++++ MATERIAL FOR THE TASK ++++

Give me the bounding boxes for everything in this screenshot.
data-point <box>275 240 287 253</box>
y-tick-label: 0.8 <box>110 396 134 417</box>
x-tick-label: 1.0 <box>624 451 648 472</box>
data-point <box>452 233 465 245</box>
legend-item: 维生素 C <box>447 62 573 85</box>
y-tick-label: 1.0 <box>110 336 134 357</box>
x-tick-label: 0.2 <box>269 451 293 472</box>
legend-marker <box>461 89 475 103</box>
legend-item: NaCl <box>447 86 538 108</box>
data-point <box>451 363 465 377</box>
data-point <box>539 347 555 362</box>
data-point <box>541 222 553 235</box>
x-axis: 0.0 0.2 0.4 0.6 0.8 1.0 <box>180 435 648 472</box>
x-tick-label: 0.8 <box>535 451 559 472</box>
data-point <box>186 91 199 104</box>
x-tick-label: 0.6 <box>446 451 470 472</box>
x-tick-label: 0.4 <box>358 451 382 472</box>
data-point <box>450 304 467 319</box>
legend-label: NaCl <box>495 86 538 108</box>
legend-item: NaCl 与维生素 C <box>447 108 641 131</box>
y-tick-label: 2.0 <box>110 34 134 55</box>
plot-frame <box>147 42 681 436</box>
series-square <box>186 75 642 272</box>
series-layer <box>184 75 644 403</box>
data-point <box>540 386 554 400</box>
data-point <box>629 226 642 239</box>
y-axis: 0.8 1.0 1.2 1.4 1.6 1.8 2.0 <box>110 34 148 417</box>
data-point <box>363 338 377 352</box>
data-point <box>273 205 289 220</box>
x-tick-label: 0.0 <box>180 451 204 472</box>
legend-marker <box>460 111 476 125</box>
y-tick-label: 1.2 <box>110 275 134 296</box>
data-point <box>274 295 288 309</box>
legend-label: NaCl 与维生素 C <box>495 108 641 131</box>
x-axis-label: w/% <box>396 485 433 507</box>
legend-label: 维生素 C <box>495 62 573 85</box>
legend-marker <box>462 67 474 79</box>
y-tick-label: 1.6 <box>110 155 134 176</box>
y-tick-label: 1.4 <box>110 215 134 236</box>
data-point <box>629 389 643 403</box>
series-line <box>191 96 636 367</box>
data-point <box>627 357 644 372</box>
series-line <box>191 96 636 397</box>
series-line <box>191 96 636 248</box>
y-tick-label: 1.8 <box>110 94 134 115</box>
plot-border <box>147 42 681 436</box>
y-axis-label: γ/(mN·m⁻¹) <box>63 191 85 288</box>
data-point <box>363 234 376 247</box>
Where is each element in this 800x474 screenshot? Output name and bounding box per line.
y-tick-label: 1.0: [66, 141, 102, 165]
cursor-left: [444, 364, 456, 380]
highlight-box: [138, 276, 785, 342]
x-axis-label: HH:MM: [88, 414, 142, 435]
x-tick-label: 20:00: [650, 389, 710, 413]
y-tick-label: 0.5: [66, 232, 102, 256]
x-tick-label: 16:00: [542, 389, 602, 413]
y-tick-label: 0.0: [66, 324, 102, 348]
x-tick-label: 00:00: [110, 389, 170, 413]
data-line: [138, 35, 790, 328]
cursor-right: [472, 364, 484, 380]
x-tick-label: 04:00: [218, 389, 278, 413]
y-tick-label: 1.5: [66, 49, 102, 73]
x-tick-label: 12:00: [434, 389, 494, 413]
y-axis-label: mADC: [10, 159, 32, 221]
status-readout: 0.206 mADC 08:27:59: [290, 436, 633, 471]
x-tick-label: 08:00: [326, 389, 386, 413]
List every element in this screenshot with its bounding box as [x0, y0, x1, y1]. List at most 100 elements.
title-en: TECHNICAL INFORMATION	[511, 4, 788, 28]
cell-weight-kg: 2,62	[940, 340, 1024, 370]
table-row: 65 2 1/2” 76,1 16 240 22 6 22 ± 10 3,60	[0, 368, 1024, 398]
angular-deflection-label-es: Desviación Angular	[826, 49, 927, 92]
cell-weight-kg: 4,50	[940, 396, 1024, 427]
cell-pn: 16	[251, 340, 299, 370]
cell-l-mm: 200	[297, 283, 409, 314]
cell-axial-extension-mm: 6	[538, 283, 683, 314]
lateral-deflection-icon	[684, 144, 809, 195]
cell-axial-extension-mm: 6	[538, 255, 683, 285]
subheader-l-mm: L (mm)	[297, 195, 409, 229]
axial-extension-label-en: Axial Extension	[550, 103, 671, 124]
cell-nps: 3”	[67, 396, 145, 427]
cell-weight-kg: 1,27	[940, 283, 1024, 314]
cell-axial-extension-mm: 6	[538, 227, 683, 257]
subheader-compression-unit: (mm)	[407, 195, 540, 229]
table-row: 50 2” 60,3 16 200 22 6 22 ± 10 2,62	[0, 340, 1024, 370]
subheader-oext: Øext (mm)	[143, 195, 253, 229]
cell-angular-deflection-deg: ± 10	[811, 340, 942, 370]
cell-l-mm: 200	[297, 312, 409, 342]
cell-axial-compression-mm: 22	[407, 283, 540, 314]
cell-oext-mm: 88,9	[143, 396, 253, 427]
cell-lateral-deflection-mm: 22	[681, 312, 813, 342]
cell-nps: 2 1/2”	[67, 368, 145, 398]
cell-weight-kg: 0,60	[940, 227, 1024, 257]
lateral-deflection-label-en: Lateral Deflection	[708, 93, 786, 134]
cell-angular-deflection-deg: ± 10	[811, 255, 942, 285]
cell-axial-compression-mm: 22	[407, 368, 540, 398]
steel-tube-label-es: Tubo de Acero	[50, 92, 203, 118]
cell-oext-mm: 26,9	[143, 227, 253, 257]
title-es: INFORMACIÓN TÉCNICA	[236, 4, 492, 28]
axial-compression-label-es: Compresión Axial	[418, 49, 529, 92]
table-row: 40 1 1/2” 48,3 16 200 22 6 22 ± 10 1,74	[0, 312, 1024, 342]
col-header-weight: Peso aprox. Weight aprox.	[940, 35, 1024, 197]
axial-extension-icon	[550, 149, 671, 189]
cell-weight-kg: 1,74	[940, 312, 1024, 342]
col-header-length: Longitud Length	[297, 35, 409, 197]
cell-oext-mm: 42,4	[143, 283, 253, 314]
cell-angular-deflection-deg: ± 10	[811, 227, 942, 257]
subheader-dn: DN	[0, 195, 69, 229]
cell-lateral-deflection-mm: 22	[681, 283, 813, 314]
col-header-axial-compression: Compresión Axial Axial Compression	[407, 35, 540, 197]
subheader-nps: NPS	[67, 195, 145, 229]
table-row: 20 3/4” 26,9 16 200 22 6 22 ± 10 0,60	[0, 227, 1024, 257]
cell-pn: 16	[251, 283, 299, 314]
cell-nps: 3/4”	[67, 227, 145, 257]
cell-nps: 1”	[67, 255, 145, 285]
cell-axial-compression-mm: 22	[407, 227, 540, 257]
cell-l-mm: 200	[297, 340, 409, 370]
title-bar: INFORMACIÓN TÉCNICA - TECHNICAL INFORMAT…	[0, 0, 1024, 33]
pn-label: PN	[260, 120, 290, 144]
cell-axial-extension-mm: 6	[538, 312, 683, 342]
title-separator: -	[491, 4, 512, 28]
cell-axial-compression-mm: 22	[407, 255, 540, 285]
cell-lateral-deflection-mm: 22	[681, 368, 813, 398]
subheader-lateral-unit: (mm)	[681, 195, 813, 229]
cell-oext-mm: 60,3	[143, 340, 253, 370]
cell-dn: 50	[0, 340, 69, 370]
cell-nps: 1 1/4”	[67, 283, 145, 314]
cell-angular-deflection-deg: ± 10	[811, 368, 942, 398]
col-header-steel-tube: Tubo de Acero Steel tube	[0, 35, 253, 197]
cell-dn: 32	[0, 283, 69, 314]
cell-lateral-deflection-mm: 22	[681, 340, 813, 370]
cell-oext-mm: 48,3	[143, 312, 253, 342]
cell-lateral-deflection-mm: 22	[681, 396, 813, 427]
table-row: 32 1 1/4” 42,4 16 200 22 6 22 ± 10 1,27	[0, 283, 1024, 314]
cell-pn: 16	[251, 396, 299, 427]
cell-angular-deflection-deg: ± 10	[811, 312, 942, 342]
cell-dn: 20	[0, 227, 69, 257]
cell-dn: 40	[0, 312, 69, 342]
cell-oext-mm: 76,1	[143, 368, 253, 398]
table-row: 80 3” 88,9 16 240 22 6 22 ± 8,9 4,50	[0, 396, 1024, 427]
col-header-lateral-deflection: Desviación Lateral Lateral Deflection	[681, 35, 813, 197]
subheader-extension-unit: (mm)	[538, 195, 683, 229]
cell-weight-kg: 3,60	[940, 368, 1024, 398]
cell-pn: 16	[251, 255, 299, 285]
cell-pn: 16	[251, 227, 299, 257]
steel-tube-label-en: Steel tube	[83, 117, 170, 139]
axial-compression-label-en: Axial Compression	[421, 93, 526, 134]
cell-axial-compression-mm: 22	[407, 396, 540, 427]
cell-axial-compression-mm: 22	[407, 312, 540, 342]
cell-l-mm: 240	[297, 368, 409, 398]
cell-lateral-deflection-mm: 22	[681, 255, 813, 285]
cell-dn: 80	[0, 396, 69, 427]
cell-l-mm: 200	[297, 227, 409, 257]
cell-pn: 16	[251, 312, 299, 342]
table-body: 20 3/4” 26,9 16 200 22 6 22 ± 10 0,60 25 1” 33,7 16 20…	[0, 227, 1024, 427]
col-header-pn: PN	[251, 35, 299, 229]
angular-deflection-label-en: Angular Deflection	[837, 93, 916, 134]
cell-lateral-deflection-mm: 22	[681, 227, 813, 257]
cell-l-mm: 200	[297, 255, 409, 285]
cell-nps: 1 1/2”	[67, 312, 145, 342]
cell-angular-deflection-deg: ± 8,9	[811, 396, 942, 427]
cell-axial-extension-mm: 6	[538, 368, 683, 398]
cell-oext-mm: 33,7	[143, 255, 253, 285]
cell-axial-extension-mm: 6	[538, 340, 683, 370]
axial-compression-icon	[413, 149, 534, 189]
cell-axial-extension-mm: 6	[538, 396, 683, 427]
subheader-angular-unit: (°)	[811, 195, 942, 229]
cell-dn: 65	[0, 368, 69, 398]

++++

Write out the data verbatim from its first line through the line containing "y-tick-label: 1.8 <box>110 94 134 115</box>", including that line.

Give me the bounding boxes for everything in this screenshot.
data-point <box>275 240 287 253</box>
y-tick-label: 0.8 <box>110 396 134 417</box>
x-tick-label: 1.0 <box>624 451 648 472</box>
data-point <box>452 233 465 245</box>
legend-item: 维生素 C <box>447 62 573 85</box>
y-tick-label: 1.0 <box>110 336 134 357</box>
x-tick-label: 0.2 <box>269 451 293 472</box>
legend-marker <box>461 89 475 103</box>
legend-item: NaCl <box>447 86 538 108</box>
data-point <box>451 363 465 377</box>
data-point <box>539 347 555 362</box>
data-point <box>541 222 553 235</box>
x-axis: 0.0 0.2 0.4 0.6 0.8 1.0 <box>180 435 648 472</box>
x-tick-label: 0.8 <box>535 451 559 472</box>
data-point <box>186 91 199 104</box>
x-tick-label: 0.6 <box>446 451 470 472</box>
x-tick-label: 0.4 <box>358 451 382 472</box>
data-point <box>450 304 467 319</box>
legend-label: NaCl <box>495 86 538 108</box>
legend-item: NaCl 与维生素 C <box>447 108 641 131</box>
y-tick-label: 2.0 <box>110 34 134 55</box>
plot-frame <box>147 42 681 436</box>
series-square <box>186 75 642 272</box>
series-layer <box>184 75 644 403</box>
data-point <box>540 386 554 400</box>
data-point <box>629 226 642 239</box>
y-axis: 0.8 1.0 1.2 1.4 1.6 1.8 2.0 <box>110 34 148 417</box>
data-point <box>363 338 377 352</box>
data-point <box>273 205 289 220</box>
x-tick-label: 0.0 <box>180 451 204 472</box>
legend-marker <box>460 111 476 125</box>
y-tick-label: 1.2 <box>110 275 134 296</box>
data-point <box>274 295 288 309</box>
legend-label: NaCl 与维生素 C <box>495 108 641 131</box>
x-axis-label: w/% <box>396 485 433 507</box>
legend-label: 维生素 C <box>495 62 573 85</box>
legend-marker <box>462 67 474 79</box>
y-tick-label: 1.6 <box>110 155 134 176</box>
y-tick-label: 1.4 <box>110 215 134 236</box>
data-point <box>629 389 643 403</box>
series-line <box>191 96 636 367</box>
data-point <box>627 357 644 372</box>
series-line <box>191 96 636 397</box>
series-line <box>191 96 636 248</box>
y-tick-label: 1.8 <box>110 94 134 115</box>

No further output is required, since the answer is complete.